*Exercise brief:* Retype all of the data below word for word, keeping every line unchanged.

— BEGIN Dataset rows —

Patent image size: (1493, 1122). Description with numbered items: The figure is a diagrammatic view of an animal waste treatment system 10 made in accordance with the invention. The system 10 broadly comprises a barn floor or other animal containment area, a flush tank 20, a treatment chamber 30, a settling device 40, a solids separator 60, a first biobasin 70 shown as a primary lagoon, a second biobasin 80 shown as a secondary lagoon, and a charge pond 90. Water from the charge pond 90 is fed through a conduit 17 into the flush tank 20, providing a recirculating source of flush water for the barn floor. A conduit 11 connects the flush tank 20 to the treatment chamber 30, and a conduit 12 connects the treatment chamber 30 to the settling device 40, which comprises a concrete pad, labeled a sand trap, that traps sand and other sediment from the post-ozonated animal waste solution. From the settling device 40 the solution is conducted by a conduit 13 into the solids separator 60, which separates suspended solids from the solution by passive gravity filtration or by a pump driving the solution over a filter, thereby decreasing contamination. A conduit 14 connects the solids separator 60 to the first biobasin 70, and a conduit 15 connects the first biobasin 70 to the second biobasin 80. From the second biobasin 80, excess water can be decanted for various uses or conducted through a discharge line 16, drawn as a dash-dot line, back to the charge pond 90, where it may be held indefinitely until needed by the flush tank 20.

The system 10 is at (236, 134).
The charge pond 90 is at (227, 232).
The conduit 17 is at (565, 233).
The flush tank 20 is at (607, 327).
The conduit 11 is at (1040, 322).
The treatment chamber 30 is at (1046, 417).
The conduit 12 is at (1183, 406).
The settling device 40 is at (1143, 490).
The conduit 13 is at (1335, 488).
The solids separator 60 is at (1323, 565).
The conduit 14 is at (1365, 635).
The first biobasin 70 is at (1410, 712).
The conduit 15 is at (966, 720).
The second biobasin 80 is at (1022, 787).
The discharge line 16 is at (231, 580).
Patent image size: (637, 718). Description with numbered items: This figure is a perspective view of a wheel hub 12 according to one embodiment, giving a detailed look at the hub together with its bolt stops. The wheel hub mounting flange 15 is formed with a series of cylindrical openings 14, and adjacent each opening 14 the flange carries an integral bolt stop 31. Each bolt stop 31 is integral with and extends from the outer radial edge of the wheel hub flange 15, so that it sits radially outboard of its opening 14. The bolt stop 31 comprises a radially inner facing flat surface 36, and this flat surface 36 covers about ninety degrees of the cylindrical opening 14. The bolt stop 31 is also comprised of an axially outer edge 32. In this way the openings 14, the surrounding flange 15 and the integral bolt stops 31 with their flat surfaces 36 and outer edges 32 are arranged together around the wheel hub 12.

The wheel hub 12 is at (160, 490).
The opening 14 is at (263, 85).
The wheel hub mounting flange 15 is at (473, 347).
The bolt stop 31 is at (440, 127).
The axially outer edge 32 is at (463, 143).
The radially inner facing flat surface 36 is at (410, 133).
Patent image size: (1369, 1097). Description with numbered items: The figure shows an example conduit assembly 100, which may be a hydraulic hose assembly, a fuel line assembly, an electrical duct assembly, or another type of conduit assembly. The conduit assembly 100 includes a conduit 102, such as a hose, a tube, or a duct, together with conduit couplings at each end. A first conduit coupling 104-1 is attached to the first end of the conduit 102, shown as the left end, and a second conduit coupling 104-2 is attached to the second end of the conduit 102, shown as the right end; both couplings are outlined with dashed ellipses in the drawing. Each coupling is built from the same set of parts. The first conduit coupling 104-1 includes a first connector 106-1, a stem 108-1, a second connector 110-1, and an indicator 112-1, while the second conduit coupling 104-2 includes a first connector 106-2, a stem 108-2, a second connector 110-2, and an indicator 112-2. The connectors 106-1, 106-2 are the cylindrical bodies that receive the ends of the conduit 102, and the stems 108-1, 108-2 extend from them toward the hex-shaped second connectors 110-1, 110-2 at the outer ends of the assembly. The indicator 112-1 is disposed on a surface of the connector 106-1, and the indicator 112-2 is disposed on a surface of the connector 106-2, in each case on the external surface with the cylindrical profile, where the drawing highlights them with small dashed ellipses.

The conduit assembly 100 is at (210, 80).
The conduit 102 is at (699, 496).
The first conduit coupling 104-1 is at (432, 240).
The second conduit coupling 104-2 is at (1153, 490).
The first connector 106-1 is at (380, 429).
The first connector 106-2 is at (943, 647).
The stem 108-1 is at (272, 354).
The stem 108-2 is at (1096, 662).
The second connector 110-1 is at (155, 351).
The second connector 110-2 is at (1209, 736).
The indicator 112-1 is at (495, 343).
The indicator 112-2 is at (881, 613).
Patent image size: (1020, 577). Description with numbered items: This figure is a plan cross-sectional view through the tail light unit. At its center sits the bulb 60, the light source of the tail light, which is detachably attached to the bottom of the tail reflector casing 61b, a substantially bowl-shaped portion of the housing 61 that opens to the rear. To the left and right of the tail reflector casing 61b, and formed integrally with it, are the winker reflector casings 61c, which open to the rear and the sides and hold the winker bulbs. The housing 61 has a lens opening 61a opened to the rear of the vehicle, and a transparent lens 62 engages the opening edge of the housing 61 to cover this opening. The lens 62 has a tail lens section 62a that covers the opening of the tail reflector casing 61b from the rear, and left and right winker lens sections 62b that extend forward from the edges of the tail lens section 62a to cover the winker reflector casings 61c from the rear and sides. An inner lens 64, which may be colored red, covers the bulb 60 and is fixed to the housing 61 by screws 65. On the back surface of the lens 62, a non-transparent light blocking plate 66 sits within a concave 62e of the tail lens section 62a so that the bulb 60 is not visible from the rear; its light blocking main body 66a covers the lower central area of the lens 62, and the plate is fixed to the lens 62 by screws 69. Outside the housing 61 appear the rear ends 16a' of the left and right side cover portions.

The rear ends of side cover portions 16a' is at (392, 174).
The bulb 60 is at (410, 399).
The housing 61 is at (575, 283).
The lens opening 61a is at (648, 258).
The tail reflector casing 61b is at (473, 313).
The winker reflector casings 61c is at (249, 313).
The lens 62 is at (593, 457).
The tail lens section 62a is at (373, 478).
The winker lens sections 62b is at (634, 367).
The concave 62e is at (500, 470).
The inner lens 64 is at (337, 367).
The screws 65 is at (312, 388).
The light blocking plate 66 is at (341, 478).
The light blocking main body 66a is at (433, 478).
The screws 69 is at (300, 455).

— END Dataset rows —

*Answer to the task:*
Patent image size: (1493, 1122). Description with numbered items: The figure is a diagrammatic view of an animal waste treatment system 10 made in accordance with the invention. The system 10 broadly comprises a barn floor or other animal containment area, a flush tank 20, a treatment chamber 30, a settling device 40, a solids separator 60, a first biobasin 70 shown as a primary lagoon, a second biobasin 80 shown as a secondary lagoon, and a charge pond 90. Water from the charge pond 90 is fed through a conduit 17 into the flush tank 20, providing a recirculating source of flush water for the barn floor. A conduit 11 connects the flush tank 20 to the treatment chamber 30, and a conduit 12 connects the treatment chamber 30 to the settling device 40, which comprises a concrete pad, labeled a sand trap, that traps sand and other sediment from the post-ozonated animal waste solution. From the settling device 40 the solution is conducted by a conduit 13 into the solids separator 60, which separates suspended solids from the solution by passive gravity filtration or by a pump driving the solution over a filter, thereby decreasing contamination. A conduit 14 connects the solids separator 60 to the first biobasin 70, and a conduit 15 connects the first biobasin 70 to the second biobasin 80. From the second biobasin 80, excess water can be decanted for various uses or conducted through a discharge line 16, drawn as a dash-dot line, back to the charge pond 90, where it may be held indefinitely until needed by the flush tank 20.

The system 10 is at (236, 134).
The charge pond 90 is at (227, 232).
The conduit 17 is at (565, 233).
The flush tank 20 is at (607, 327).
The conduit 11 is at (1040, 322).
The treatment chamber 30 is at (1046, 417).
The conduit 12 is at (1183, 406).
The settling device 40 is at (1143, 490).
The conduit 13 is at (1335, 488).
The solids separator 60 is at (1323, 565).
The conduit 14 is at (1365, 635).
The first biobasin 70 is at (1410, 712).
The conduit 15 is at (966, 720).
The second biobasin 80 is at (1022, 787).
The discharge line 16 is at (231, 580).
Patent image size: (637, 718). Description with numbered items: This figure is a perspective view of a wheel hub 12 according to one embodiment, giving a detailed look at the hub together with its bolt stops. The wheel hub mounting flange 15 is formed with a series of cylindrical openings 14, and adjacent each opening 14 the flange carries an integral bolt stop 31. Each bolt stop 31 is integral with and extends from the outer radial edge of the wheel hub flange 15, so that it sits radially outboard of its opening 14. The bolt stop 31 comprises a radially inner facing flat surface 36, and this flat surface 36 covers about ninety degrees of the cylindrical opening 14. The bolt stop 31 is also comprised of an axially outer edge 32. In this way the openings 14, the surrounding flange 15 and the integral bolt stops 31 with their flat surfaces 36 and outer edges 32 are arranged together around the wheel hub 12.

The wheel hub 12 is at (160, 490).
The opening 14 is at (263, 85).
The wheel hub mounting flange 15 is at (473, 347).
The bolt stop 31 is at (440, 127).
The axially outer edge 32 is at (463, 143).
The radially inner facing flat surface 36 is at (410, 133).
Patent image size: (1369, 1097). Description with numbered items: The figure shows an example conduit assembly 100, which may be a hydraulic hose assembly, a fuel line assembly, an electrical duct assembly, or another type of conduit assembly. The conduit assembly 100 includes a conduit 102, such as a hose, a tube, or a duct, together with conduit couplings at each end. A first conduit coupling 104-1 is attached to the first end of the conduit 102, shown as the left end, and a second conduit coupling 104-2 is attached to the second end of the conduit 102, shown as the right end; both couplings are outlined with dashed ellipses in the drawing. Each coupling is built from the same set of parts. The first conduit coupling 104-1 includes a first connector 106-1, a stem 108-1, a second connector 110-1, and an indicator 112-1, while the second conduit coupling 104-2 includes a first connector 106-2, a stem 108-2, a second connector 110-2, and an indicator 112-2. The connectors 106-1, 106-2 are the cylindrical bodies that receive the ends of the conduit 102, and the stems 108-1, 108-2 extend from them toward the hex-shaped second connectors 110-1, 110-2 at the outer ends of the assembly. The indicator 112-1 is disposed on a surface of the connector 106-1, and the indicator 112-2 is disposed on a surface of the connector 106-2, in each case on the external surface with the cylindrical profile, where the drawing highlights them with small dashed ellipses.

The conduit assembly 100 is at (210, 80).
The conduit 102 is at (699, 496).
The first conduit coupling 104-1 is at (432, 240).
The second conduit coupling 104-2 is at (1153, 490).
The first connector 106-1 is at (380, 429).
The first connector 106-2 is at (943, 647).
The stem 108-1 is at (272, 354).
The stem 108-2 is at (1096, 662).
The second connector 110-1 is at (155, 351).
The second connector 110-2 is at (1209, 736).
The indicator 112-1 is at (495, 343).
The indicator 112-2 is at (881, 613).
Patent image size: (1020, 577). Description with numbered items: This figure is a plan cross-sectional view through the tail light unit. At its center sits the bulb 60, the light source of the tail light, which is detachably attached to the bottom of the tail reflector casing 61b, a substantially bowl-shaped portion of the housing 61 that opens to the rear. To the left and right of the tail reflector casing 61b, and formed integrally with it, are the winker reflector casings 61c, which open to the rear and the sides and hold the winker bulbs. The housing 61 has a lens opening 61a opened to the rear of the vehicle, and a transparent lens 62 engages the opening edge of the housing 61 to cover this opening. The lens 62 has a tail lens section 62a that covers the opening of the tail reflector casing 61b from the rear, and left and right winker lens sections 62b that extend forward from the edges of the tail lens section 62a to cover the winker reflector casings 61c from the rear and sides. An inner lens 64, which may be colored red, covers the bulb 60 and is fixed to the housing 61 by screws 65. On the back surface of the lens 62, a non-transparent light blocking plate 66 sits within a concave 62e of the tail lens section 62a so that the bulb 60 is not visible from the rear; its light blocking main body 66a covers the lower central area of the lens 62, and the plate is fixed to the lens 62 by screws 69. Outside the housing 61 appear the rear ends 16a' of the left and right side cover portions.

The rear ends of side cover portions 16a' is at (392, 174).
The bulb 60 is at (410, 399).
The housing 61 is at (575, 283).
The lens opening 61a is at (648, 258).
The tail reflector casing 61b is at (473, 313).
The winker reflector casings 61c is at (249, 313).
The lens 62 is at (593, 457).
The tail lens section 62a is at (373, 478).
The winker lens sections 62b is at (634, 367).
The concave 62e is at (500, 470).
The inner lens 64 is at (337, 367).
The screws 65 is at (312, 388).
The light blocking plate 66 is at (341, 478).
The light blocking main body 66a is at (433, 478).
The screws 69 is at (300, 455).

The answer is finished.